**Written task**. Rewrite the entries from the line holding "symbol-line: Gold Spot" through the line holding "candle-body bbox=[509, 200, 515, 246]", inclusive, replacing "trendline" with "trend-line" and leaving everything else unchanged.

---

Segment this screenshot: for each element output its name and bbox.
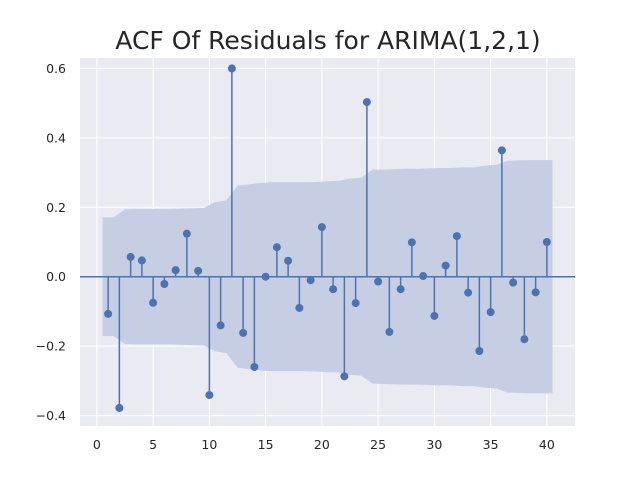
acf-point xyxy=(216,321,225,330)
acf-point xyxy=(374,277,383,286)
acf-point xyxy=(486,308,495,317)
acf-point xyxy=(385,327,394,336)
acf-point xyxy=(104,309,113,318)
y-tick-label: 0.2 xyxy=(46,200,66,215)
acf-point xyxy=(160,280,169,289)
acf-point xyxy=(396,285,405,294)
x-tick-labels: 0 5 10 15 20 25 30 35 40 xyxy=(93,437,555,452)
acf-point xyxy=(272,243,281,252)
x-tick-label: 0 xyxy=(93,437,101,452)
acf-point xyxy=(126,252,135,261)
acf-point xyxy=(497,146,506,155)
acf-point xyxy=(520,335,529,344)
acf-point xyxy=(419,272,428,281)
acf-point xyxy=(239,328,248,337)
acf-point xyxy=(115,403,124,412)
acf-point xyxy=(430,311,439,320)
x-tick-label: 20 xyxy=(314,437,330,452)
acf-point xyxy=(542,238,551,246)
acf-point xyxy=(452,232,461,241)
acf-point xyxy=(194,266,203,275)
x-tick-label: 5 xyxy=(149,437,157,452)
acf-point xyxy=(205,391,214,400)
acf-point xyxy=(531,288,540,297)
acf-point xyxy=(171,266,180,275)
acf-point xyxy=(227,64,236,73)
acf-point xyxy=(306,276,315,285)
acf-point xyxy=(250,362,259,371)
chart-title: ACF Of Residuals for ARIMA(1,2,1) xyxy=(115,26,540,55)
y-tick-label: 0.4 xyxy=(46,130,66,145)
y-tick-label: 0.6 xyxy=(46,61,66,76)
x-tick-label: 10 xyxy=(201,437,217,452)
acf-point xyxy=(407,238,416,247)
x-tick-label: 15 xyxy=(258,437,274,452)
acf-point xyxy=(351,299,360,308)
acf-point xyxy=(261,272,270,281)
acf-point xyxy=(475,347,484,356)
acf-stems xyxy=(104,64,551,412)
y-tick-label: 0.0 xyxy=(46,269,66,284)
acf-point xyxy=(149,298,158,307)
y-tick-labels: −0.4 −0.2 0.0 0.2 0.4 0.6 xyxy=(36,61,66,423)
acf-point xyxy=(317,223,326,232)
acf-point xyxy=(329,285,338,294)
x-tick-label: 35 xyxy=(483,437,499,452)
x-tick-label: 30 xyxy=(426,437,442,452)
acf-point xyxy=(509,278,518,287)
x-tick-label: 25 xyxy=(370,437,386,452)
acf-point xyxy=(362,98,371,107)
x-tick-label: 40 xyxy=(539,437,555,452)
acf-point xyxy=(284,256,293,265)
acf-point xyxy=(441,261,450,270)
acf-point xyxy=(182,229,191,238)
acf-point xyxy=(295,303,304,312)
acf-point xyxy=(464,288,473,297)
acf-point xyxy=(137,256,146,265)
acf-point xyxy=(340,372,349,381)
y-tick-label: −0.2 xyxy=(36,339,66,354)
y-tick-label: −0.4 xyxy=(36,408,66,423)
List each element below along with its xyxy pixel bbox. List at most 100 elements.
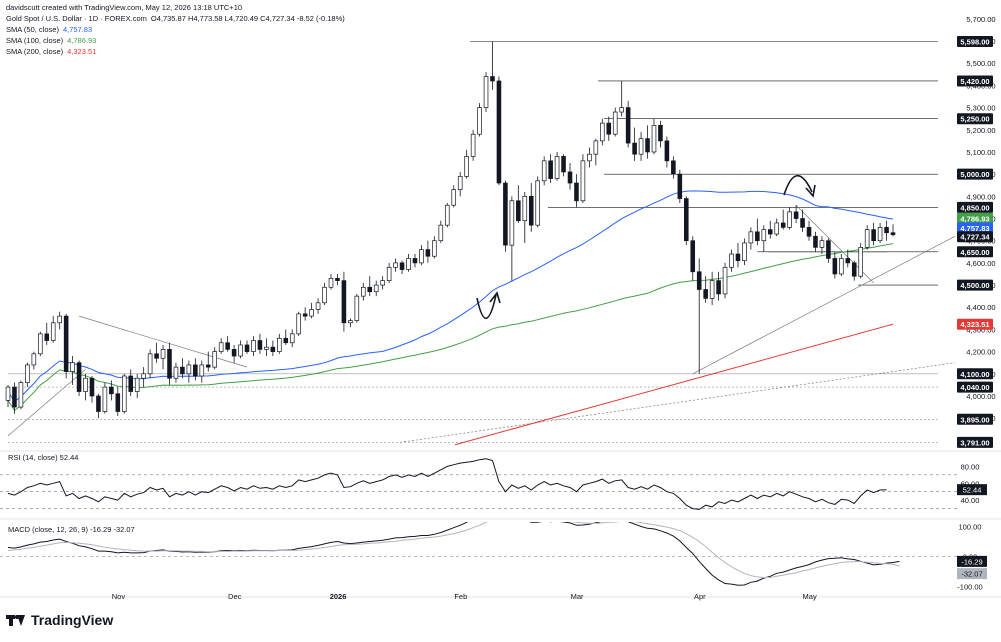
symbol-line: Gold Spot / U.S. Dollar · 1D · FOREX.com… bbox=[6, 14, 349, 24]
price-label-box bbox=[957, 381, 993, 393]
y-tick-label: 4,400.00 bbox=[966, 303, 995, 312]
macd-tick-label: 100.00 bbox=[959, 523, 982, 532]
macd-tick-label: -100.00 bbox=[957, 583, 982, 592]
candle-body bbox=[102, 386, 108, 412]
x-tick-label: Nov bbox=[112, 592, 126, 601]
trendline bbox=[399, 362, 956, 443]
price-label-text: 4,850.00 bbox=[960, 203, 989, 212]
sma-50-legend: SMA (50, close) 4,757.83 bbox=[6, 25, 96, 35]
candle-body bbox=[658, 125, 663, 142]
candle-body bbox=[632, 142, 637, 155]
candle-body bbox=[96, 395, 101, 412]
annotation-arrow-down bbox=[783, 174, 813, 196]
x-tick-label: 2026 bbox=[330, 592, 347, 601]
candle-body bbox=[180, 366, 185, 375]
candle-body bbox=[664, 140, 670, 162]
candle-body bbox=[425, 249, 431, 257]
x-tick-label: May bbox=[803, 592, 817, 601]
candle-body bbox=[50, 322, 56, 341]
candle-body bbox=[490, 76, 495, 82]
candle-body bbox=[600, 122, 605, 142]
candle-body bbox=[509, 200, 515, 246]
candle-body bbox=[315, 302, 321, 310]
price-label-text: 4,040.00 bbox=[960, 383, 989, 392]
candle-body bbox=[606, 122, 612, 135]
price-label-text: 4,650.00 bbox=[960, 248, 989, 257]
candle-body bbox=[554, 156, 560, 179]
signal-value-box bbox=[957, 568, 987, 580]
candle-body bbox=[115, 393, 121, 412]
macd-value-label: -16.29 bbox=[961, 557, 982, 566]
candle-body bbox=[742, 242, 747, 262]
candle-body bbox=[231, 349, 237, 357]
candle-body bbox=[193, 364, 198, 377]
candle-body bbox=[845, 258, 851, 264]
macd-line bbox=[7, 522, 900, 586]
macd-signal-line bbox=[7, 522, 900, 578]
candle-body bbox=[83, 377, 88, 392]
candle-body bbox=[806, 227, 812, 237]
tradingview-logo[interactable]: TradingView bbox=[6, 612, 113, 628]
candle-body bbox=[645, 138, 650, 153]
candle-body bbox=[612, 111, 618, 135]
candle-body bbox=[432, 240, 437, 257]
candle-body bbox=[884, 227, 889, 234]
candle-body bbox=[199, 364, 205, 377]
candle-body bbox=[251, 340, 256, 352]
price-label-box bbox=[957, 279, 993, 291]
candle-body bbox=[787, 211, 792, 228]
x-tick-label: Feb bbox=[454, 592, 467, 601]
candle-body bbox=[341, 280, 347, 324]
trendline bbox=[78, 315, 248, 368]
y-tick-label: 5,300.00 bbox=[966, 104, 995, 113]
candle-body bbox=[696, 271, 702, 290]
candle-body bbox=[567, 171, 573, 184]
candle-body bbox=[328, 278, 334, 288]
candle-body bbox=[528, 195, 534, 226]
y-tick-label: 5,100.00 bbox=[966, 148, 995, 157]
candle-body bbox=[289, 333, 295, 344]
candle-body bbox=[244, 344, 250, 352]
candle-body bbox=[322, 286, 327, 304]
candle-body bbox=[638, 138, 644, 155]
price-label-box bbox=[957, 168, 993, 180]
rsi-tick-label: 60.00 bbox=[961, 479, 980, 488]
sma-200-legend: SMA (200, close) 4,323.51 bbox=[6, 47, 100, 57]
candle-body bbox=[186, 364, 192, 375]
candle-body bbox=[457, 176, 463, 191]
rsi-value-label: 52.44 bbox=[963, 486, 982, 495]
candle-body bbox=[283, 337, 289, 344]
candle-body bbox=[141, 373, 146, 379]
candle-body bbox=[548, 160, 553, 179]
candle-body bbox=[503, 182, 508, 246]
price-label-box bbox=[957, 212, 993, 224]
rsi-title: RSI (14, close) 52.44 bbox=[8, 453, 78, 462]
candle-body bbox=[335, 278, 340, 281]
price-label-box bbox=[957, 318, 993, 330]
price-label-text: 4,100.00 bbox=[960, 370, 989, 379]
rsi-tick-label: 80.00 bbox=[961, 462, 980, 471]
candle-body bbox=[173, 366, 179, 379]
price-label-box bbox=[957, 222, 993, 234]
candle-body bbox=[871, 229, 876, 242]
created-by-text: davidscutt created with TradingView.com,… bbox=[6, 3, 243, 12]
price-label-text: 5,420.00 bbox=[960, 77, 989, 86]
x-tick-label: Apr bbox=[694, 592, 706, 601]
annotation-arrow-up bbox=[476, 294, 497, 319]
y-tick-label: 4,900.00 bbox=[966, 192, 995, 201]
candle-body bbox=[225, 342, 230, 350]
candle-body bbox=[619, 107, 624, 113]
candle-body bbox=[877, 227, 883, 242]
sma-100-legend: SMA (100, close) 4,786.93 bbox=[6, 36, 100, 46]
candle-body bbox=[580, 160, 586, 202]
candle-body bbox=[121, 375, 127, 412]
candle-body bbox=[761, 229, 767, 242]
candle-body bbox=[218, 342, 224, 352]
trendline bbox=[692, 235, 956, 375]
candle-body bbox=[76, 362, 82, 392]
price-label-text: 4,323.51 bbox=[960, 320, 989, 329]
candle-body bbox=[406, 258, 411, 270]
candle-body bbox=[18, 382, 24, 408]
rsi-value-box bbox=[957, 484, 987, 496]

---

**Expected output**.
symbol-line: Gold Spot / U.S. Dollar · 1D · FOREX.com… bbox=[6, 14, 349, 24]
price-label-box bbox=[957, 381, 993, 393]
y-tick-label: 4,400.00 bbox=[966, 303, 995, 312]
macd-tick-label: 100.00 bbox=[959, 523, 982, 532]
macd-tick-label: -100.00 bbox=[957, 583, 982, 592]
candle-body bbox=[102, 386, 108, 412]
x-tick-label: Nov bbox=[112, 592, 126, 601]
trend-line bbox=[399, 362, 956, 443]
price-label-text: 4,850.00 bbox=[960, 203, 989, 212]
sma-50-legend: SMA (50, close) 4,757.83 bbox=[6, 25, 96, 35]
candle-body bbox=[658, 125, 663, 142]
candle-body bbox=[632, 142, 637, 155]
candle-body bbox=[96, 395, 101, 412]
annotation-arrow-down bbox=[783, 174, 813, 196]
x-tick-label: 2026 bbox=[330, 592, 347, 601]
candle-body bbox=[180, 366, 185, 375]
candle-body bbox=[664, 140, 670, 162]
candle-body bbox=[425, 249, 431, 257]
x-tick-label: May bbox=[803, 592, 817, 601]
candle-body bbox=[50, 322, 56, 341]
candle-body bbox=[490, 76, 495, 82]
candle-body bbox=[600, 122, 605, 142]
candle-body bbox=[509, 200, 515, 246]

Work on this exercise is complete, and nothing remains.